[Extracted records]
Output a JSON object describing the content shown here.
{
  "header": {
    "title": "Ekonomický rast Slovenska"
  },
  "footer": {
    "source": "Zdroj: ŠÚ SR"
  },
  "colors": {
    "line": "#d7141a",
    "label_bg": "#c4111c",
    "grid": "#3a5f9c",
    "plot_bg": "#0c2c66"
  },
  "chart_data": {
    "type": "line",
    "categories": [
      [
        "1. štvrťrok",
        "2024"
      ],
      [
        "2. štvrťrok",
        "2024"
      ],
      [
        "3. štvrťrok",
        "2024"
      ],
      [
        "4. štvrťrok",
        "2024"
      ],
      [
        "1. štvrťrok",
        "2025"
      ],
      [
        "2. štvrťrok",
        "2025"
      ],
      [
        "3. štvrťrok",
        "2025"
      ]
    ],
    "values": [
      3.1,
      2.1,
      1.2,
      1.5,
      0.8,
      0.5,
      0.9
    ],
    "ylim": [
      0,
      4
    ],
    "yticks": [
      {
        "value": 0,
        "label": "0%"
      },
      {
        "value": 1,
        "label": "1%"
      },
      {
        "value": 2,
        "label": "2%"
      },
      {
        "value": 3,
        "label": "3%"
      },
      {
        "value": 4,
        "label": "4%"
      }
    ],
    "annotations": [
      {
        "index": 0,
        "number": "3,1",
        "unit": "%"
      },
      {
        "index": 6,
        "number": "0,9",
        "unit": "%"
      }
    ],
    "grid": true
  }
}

* PROBLEM: Transcribe the data above in full, exactly.

* EXERCISE SOLUTION:
Output a JSON object describing the content shown here.
{
  "header": {
    "title": "Ekonomický rast Slovenska"
  },
  "footer": {
    "source": "Zdroj: ŠÚ SR"
  },
  "colors": {
    "line": "#d7141a",
    "label_bg": "#c4111c",
    "grid": "#3a5f9c",
    "plot_bg": "#0c2c66"
  },
  "chart_data": {
    "type": "line",
    "categories": [
      [
        "1. štvrťrok",
        "2024"
      ],
      [
        "2. štvrťrok",
        "2024"
      ],
      [
        "3. štvrťrok",
        "2024"
      ],
      [
        "4. štvrťrok",
        "2024"
      ],
      [
        "1. štvrťrok",
        "2025"
      ],
      [
        "2. štvrťrok",
        "2025"
      ],
      [
        "3. štvrťrok",
        "2025"
      ]
    ],
    "values": [
      3.1,
      2.1,
      1.2,
      1.5,
      0.8,
      0.5,
      0.9
    ],
    "ylim": [
      0,
      4
    ],
    "yticks": [
      {
        "value": 0,
        "label": "0%"
      },
      {
        "value": 1,
        "label": "1%"
      },
      {
        "value": 2,
        "label": "2%"
      },
      {
        "value": 3,
        "label": "3%"
      },
      {
        "value": 4,
        "label": "4%"
      }
    ],
    "annotations": [
      {
        "index": 0,
        "number": "3,1",
        "unit": "%"
      },
      {
        "index": 6,
        "number": "0,9",
        "unit": "%"
      }
    ],
    "grid": true
  }
}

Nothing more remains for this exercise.